*Gösterilen Metin*.
'Bunalım ve krizler eskisi kadar bile aşılmıyor'

İnsan toplumu krizin hiç bu kadar ağırına tanık olmamıştı. Toplumlar, eğer süreceklerse, kriz yönetimlerine uzun süre dayanamazlar. Ya çözülür ve dağılırlar ya da direnir, yeni sistemler geliştirip krizi aşarlar. Şimdi böylesi bir dönemden geçiyoruz.

*Sağlanan Malzeme*.

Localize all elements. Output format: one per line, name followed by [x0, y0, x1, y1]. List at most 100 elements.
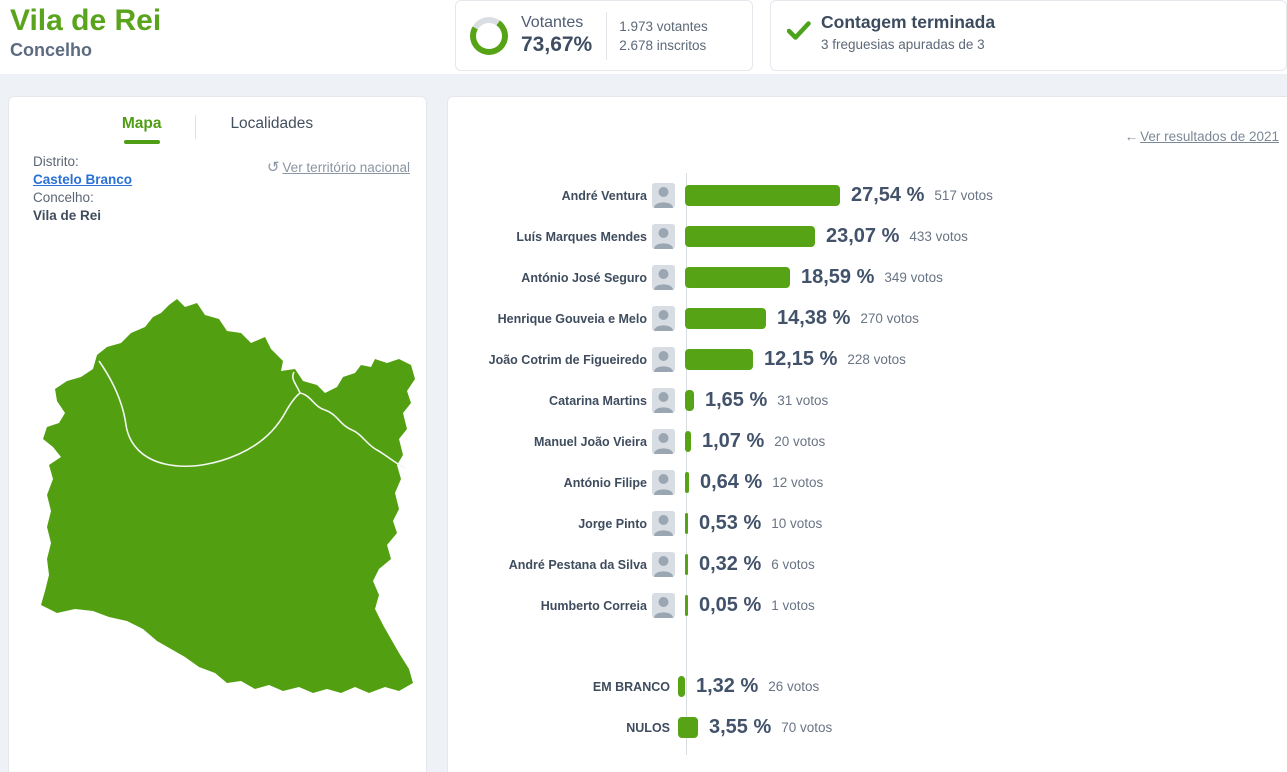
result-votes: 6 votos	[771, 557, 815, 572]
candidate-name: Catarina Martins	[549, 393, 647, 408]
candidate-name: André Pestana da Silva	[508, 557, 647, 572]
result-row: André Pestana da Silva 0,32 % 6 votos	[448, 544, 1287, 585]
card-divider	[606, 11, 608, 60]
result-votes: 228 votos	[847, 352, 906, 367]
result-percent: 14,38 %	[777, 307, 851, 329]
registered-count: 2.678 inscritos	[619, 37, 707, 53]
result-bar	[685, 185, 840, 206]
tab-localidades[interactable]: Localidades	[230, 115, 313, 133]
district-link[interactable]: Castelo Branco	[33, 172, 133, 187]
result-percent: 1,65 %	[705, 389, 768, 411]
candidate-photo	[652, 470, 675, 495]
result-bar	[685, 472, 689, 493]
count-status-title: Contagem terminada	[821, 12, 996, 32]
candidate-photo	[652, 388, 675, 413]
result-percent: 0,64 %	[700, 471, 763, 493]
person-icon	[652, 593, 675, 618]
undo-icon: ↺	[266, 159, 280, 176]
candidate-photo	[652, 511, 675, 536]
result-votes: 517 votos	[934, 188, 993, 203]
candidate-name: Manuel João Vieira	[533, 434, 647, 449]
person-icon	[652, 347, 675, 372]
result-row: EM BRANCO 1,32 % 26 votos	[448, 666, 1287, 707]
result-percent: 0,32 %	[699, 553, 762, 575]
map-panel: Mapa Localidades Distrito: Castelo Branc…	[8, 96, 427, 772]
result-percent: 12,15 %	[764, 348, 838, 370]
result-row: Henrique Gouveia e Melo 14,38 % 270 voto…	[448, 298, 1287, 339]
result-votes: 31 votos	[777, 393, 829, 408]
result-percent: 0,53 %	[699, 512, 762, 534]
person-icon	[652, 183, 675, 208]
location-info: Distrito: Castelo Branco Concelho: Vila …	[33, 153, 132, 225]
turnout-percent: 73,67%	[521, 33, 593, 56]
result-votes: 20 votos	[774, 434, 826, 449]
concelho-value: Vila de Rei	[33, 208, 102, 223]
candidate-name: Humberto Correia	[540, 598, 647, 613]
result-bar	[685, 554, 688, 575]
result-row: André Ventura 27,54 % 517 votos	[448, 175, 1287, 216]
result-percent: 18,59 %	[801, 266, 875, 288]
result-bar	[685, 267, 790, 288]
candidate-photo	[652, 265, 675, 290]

*Görev*. Gösterilen metinde "İnsan toplumu krizin" ile başlayıp "bir dönemden geçiyoruz." ifadesine kadar süren bölümü hiçbir değişiklik yapmadan yeniden verin. Liste, gösterilen metinden bağımsız ayrı bir malzemedir.

*Doğru Yanıt*.
İnsan toplumu krizin hiç bu kadar ağırına tanık olmamıştı. Toplumlar, eğer süreceklerse, kriz yönetimlerine uzun süre dayanamazlar. Ya çözülür ve dağılırlar ya da direnir, yeni sistemler geliştirip krizi aşarlar. Şimdi böylesi bir dönemden geçiyoruz.